DATA TO PROCESS =

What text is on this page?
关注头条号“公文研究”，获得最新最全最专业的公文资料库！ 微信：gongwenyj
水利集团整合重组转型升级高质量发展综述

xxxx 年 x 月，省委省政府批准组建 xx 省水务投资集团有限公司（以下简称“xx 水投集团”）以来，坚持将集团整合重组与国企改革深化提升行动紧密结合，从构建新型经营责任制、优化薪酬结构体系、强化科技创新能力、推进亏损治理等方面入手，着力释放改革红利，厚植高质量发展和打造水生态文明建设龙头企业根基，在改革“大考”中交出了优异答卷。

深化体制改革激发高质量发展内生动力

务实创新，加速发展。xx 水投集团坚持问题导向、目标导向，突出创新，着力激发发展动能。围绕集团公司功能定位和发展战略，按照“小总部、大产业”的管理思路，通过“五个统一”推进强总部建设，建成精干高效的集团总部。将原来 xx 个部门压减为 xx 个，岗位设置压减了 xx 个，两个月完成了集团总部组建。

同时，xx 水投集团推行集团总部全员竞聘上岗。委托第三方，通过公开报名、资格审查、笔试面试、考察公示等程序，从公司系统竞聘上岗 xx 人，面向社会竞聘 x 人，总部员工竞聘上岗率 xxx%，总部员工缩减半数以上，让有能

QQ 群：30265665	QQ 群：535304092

--

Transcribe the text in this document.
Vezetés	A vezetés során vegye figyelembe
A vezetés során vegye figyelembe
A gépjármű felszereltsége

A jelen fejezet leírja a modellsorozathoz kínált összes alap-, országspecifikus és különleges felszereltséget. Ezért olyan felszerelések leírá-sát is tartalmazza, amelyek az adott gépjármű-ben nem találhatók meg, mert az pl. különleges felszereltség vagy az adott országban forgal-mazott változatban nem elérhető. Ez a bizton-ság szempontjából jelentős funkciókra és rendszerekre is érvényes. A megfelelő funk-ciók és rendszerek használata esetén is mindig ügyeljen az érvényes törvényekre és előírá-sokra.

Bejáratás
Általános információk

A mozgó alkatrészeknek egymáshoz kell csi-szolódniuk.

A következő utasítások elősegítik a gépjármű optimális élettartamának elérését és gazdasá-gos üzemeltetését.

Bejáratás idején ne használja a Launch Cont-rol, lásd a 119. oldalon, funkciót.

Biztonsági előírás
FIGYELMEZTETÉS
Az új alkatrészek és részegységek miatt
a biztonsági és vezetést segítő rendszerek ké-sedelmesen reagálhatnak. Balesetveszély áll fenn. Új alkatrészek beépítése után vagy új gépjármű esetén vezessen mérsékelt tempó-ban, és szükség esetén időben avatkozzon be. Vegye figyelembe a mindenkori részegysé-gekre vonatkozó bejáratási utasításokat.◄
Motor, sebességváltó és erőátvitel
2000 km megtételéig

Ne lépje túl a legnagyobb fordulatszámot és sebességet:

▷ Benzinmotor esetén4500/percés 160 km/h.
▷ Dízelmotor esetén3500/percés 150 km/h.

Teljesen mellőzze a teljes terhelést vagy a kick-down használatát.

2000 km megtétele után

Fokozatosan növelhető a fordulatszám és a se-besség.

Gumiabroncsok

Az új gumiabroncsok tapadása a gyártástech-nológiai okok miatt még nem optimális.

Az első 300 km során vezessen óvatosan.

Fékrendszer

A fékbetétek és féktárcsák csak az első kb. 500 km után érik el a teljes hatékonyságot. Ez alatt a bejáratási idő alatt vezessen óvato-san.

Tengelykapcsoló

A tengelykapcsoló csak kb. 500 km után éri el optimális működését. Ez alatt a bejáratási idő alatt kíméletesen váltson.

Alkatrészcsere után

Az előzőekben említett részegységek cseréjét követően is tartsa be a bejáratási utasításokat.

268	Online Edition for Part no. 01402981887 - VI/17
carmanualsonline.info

PROMPT = Go through the records. Copy each line where "text" appears.

TASK OUTPUT =
What text is on this page?
Transcribe the text in this document.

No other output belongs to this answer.